• _Dataset_:
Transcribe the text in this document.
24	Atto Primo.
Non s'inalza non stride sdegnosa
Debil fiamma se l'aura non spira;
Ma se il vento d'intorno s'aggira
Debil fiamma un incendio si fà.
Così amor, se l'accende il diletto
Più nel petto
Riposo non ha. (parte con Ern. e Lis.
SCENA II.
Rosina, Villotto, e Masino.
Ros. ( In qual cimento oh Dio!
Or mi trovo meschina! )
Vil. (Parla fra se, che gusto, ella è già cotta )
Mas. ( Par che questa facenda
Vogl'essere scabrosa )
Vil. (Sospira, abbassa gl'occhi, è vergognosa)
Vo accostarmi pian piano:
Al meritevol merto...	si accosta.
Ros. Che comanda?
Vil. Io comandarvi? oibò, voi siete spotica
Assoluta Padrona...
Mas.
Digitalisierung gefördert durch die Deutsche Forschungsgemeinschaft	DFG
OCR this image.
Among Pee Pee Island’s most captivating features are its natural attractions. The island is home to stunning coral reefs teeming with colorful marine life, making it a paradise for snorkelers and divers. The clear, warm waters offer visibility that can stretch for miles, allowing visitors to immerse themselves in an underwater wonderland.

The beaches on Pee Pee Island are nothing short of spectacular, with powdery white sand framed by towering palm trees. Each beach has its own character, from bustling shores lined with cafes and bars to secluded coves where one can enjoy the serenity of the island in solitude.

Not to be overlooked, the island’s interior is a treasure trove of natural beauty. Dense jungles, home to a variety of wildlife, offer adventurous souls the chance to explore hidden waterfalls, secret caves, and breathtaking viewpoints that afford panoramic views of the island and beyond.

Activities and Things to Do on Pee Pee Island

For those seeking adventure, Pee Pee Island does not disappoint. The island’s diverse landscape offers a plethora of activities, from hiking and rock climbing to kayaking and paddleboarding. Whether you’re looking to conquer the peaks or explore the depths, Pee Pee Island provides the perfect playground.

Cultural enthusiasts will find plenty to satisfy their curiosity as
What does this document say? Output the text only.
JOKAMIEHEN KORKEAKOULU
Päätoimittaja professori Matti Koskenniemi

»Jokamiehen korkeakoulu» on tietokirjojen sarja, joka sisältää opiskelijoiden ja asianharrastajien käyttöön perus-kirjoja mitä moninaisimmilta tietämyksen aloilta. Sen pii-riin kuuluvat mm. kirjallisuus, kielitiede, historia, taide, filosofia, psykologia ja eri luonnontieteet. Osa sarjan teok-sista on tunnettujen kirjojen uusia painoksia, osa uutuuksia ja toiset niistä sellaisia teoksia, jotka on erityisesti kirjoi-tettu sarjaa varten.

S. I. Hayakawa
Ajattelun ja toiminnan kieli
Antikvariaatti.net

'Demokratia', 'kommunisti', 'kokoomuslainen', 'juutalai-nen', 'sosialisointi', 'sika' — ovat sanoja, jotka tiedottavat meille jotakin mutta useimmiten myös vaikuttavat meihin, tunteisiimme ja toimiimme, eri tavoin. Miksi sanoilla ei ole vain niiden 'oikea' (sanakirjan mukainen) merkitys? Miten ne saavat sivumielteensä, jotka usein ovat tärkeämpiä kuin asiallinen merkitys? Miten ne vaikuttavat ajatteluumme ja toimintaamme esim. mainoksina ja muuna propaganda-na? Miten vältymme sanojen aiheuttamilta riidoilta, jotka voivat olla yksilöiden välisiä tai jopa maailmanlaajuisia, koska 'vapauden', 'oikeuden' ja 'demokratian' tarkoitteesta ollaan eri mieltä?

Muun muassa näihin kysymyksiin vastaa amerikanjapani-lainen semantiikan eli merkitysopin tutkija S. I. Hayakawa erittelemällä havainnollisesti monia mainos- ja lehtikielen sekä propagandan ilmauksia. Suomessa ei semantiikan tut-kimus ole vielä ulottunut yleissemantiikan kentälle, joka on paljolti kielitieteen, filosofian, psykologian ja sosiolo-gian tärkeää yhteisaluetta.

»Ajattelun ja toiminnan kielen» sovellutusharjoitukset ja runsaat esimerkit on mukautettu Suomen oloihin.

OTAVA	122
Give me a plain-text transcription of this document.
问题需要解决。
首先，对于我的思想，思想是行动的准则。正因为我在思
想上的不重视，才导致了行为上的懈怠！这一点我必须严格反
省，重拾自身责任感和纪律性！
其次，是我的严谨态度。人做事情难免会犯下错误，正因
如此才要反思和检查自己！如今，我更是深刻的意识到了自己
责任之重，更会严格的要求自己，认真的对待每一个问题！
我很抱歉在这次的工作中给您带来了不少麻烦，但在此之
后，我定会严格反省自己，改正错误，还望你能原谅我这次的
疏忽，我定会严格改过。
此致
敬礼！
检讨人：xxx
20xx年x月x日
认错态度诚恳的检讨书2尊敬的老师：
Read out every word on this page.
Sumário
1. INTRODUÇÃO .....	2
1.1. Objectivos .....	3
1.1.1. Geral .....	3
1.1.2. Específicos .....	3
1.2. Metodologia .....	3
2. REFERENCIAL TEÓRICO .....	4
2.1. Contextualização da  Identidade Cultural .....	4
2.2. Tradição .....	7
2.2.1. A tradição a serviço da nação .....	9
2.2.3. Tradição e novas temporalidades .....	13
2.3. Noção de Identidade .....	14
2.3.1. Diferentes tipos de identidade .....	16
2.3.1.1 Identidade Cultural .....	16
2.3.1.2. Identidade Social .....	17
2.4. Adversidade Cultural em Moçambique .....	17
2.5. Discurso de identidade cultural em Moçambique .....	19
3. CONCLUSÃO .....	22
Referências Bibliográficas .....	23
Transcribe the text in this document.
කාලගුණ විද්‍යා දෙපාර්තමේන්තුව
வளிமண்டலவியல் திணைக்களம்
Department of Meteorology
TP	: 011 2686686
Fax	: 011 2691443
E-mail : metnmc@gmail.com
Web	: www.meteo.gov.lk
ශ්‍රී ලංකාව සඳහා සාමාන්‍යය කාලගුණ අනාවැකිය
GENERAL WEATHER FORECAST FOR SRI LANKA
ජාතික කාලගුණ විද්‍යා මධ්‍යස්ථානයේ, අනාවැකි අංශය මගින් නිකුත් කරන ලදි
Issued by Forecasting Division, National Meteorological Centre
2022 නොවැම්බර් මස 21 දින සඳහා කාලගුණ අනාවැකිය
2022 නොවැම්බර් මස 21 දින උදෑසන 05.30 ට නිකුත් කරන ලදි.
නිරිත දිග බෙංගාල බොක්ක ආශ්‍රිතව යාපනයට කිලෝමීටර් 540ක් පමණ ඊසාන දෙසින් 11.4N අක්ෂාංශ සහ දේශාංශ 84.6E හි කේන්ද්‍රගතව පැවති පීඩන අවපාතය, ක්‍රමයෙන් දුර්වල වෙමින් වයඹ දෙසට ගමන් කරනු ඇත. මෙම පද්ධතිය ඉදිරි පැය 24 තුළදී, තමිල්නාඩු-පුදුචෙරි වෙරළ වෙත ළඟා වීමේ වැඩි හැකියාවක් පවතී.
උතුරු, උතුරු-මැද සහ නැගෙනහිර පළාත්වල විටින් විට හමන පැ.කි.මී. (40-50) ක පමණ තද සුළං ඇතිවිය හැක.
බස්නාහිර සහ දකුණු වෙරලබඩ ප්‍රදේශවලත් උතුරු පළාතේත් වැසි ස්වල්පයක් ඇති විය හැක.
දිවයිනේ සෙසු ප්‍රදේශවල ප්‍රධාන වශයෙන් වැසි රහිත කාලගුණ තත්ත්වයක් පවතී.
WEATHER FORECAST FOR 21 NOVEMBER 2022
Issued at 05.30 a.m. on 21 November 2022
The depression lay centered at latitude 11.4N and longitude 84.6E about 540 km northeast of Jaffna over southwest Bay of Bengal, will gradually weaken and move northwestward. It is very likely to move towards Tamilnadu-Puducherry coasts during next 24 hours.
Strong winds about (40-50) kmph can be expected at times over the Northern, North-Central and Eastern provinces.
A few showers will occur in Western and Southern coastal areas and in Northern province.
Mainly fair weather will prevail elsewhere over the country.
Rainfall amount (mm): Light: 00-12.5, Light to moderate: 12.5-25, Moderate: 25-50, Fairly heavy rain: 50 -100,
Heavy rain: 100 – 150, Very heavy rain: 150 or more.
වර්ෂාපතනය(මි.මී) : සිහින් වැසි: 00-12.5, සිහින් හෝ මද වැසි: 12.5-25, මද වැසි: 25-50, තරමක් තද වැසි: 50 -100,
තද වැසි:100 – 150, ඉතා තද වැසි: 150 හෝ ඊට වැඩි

• _Requirements_:
Show the lines that mention the word "rain".

• _Written answer_:
Rainfall amount (mm): Light: 00-12.5, Light to moderate: 12.5-25, Moderate: 25-50, Fairly heavy rain: 50 -100,
Heavy rain: 100 – 150, Very heavy rain: 150 or more.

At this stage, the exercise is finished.